##### PAGE

One effective inductive strategy is the Picture Word Inductive Model (Calhoun, 1999). In this model, the teacher displays an enlarged photo showing various objects and people in the classroom, surrounded by white space. Students and teacher together label objects in the picture. Working in language notebooks or on a poster board, students create categories (such as furniture) and sort words from the picture (and others they find) into these categories. Eventually students use the words in fill-in-the-blank sentences, categorize and combine these sentences into paragraphs, and may ultimately work them into a longer piece of writing.
I tried this technique by taking a photo of students at work in my beginning English as a second language class, which is composed of Latino, Southeast Asian, and Arab immigrants who've been in the United States for periods ranging from one week to four months. After enlarging the photo, laminating it on a poster board, and hanging it on a wall, I asked students to join me up front. As students pointed out items in the photo for which they knew the word, we printed that word on the poster with an arrow pointing to the object. We also spelled each word aloud together and ended by pronouncing the whole word. The poster quickly filled with 25 English words.
Students individually copied these words onto a copy of the photo I had made for each learner. Each student then developed categories for the words (such as people or words with an e in them) and wrote several more words that fit those categories.

##########

* [JOBS]
**A.** Quote the stretch from "One effective inductive" through "piece of writing." in the passage on the Picture Word Inductive Model.
**B.** Pick up the passage on the Picture Word Inductive Model after its last sentence and keep writing.

##### ROWS

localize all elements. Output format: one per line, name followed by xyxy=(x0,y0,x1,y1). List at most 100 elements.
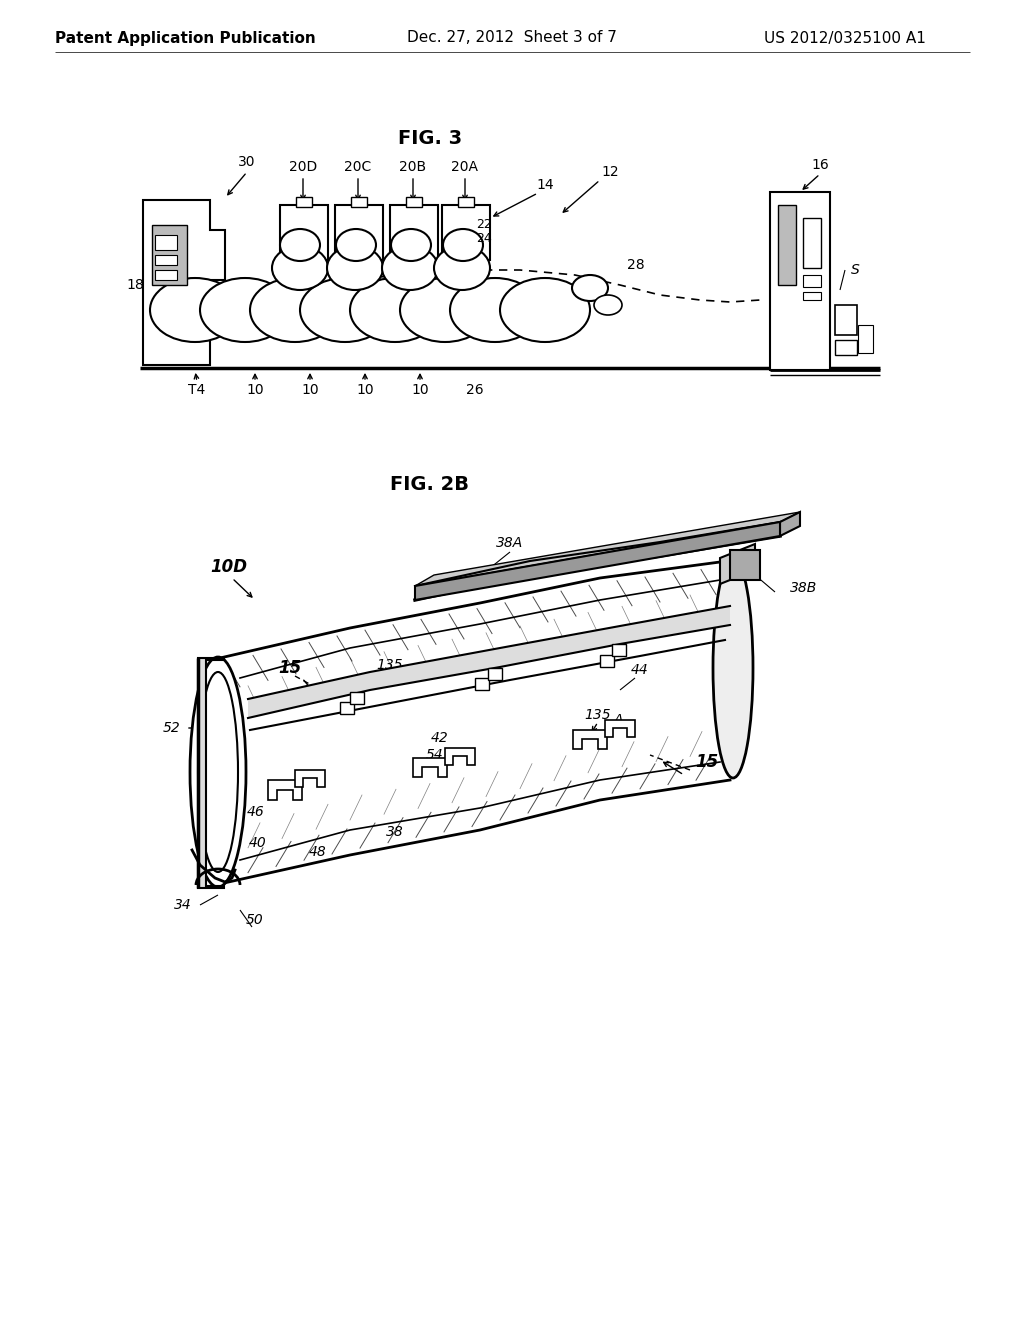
Ellipse shape xyxy=(391,228,431,261)
Bar xyxy=(803,275,821,286)
Bar xyxy=(390,205,438,260)
Ellipse shape xyxy=(350,279,440,342)
Text: 48: 48 xyxy=(309,845,327,859)
Text: 10: 10 xyxy=(301,383,318,397)
Text: 10: 10 xyxy=(412,383,429,397)
Bar xyxy=(406,197,422,207)
Text: 20A: 20A xyxy=(452,160,478,174)
Text: 38B: 38B xyxy=(790,581,817,595)
Ellipse shape xyxy=(300,279,390,342)
Text: 135: 135 xyxy=(585,708,611,722)
Bar xyxy=(442,205,490,260)
Text: 34: 34 xyxy=(174,898,193,912)
Bar xyxy=(458,197,474,207)
Polygon shape xyxy=(198,657,224,888)
Text: 10D: 10D xyxy=(210,558,247,576)
Text: 28: 28 xyxy=(627,257,645,272)
Text: 10: 10 xyxy=(356,383,374,397)
Ellipse shape xyxy=(450,279,540,342)
Polygon shape xyxy=(780,512,800,536)
Ellipse shape xyxy=(200,279,290,342)
Bar xyxy=(475,678,489,690)
Bar xyxy=(152,224,187,285)
Bar xyxy=(803,218,821,268)
Bar xyxy=(340,702,354,714)
Text: T4: T4 xyxy=(188,383,206,397)
Ellipse shape xyxy=(190,657,246,887)
Text: 18: 18 xyxy=(126,279,144,292)
Text: 12: 12 xyxy=(601,165,618,180)
Text: US 2012/0325100 A1: US 2012/0325100 A1 xyxy=(764,30,926,45)
Polygon shape xyxy=(605,719,635,737)
Text: 30: 30 xyxy=(239,154,256,169)
Ellipse shape xyxy=(198,672,238,873)
Polygon shape xyxy=(413,758,447,777)
Text: FIG. 2B: FIG. 2B xyxy=(390,474,469,494)
Text: 24: 24 xyxy=(476,231,492,244)
Ellipse shape xyxy=(336,228,376,261)
Bar xyxy=(612,644,626,656)
Ellipse shape xyxy=(327,246,383,290)
Text: 15: 15 xyxy=(695,752,718,771)
Bar xyxy=(351,197,367,207)
Bar xyxy=(600,655,614,667)
Ellipse shape xyxy=(594,294,622,315)
Ellipse shape xyxy=(434,246,490,290)
Bar xyxy=(488,668,502,680)
Text: 40: 40 xyxy=(249,836,267,850)
Bar xyxy=(350,692,364,704)
Bar xyxy=(155,255,177,265)
Polygon shape xyxy=(500,626,620,667)
Bar xyxy=(280,205,328,260)
Text: 38A: 38A xyxy=(497,536,523,550)
Ellipse shape xyxy=(443,228,483,261)
Text: Dec. 27, 2012  Sheet 3 of 7: Dec. 27, 2012 Sheet 3 of 7 xyxy=(408,30,616,45)
Bar xyxy=(296,197,312,207)
Bar xyxy=(835,341,857,355)
Text: S: S xyxy=(851,263,859,277)
Text: 14: 14 xyxy=(537,178,554,191)
Text: 15: 15 xyxy=(279,659,302,677)
Ellipse shape xyxy=(713,558,753,777)
Ellipse shape xyxy=(250,279,340,342)
Bar xyxy=(835,305,857,335)
Text: Patent Application Publication: Patent Application Publication xyxy=(54,30,315,45)
Ellipse shape xyxy=(272,246,328,290)
Polygon shape xyxy=(370,648,500,690)
Bar xyxy=(730,550,760,579)
Ellipse shape xyxy=(400,279,490,342)
Text: FIG. 3: FIG. 3 xyxy=(398,128,462,148)
Text: 44: 44 xyxy=(631,663,649,677)
Text: 46: 46 xyxy=(247,805,265,818)
Polygon shape xyxy=(720,544,755,583)
Polygon shape xyxy=(573,730,607,748)
Text: 22: 22 xyxy=(476,218,492,231)
Polygon shape xyxy=(415,521,780,601)
Bar xyxy=(803,292,821,300)
Text: 52: 52 xyxy=(162,721,180,735)
Polygon shape xyxy=(268,780,302,800)
Text: 135: 135 xyxy=(377,657,403,672)
Ellipse shape xyxy=(500,279,590,342)
Bar xyxy=(155,271,177,280)
Bar xyxy=(858,325,873,352)
Bar xyxy=(335,205,383,260)
Bar xyxy=(778,205,796,285)
Ellipse shape xyxy=(572,275,608,301)
Polygon shape xyxy=(143,201,225,366)
Polygon shape xyxy=(248,672,370,718)
Text: 20B: 20B xyxy=(399,160,427,174)
Text: 42: 42 xyxy=(431,731,449,744)
Polygon shape xyxy=(415,512,800,586)
Ellipse shape xyxy=(382,246,438,290)
Bar xyxy=(155,235,177,249)
Text: 26: 26 xyxy=(466,383,483,397)
Polygon shape xyxy=(445,748,475,766)
Ellipse shape xyxy=(280,228,319,261)
Polygon shape xyxy=(295,770,325,787)
Text: 20C: 20C xyxy=(344,160,372,174)
Text: A: A xyxy=(613,713,623,727)
Polygon shape xyxy=(620,606,730,644)
Text: 20D: 20D xyxy=(289,160,317,174)
Text: 16: 16 xyxy=(811,158,828,172)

##########

* [RESULTS OF THE EXERCISE]
**A.**
One effective inductive strategy is the Picture Word Inductive Model (Calhoun, 1999). In this model, the teacher displays an enlarged photo showing various objects and people in the classroom, surrounded by white space. Students and teacher together label objects in the picture. Working in language notebooks or on a poster board, students create categories (such as furniture) and sort words from the picture (and others they find) into these categories. Eventually students use the words in fill-in-the-blank sentences, categorize and combine these sentences into paragraphs, and may ultimately work them into a longer piece of writing.

**B.**
To extend this work into composition, students completed a sheet of 10 multiple-choice cloze-format sentences about the photo, such as The________________ sits at her _________________. (teacher, desk, student, dog)
They grouped those 10 sentences into such categories as sentences describing actions, and each learner composed several new sentences for each category. The following day, these beginning English speakers learned about composing paragraphs and converted their sentences into paragraphs for a simple descriptive essay.
Text data sets are another teaching tool that helps language learners develop more sophisticated reading and writing ability. A text data set also uses categorization, but instead of completing cloze sentences, students work with a series of short expository sentences or paragraphs (see fig. 1). Learners generally categorize these short sentences, giving reasons that each sentence belongs in a specific category. Students then compose new sentences in the same format, which they then convert into paragraphs and an essay.
Figure 1. Sample Text Data Set
A teacher might assign beginning ELL students to group these sentences into categories (such as numbers, colors, size, age, weather, and temperature); compose their own similar sentences for each category; and use the sentences in a short, descriptive essay.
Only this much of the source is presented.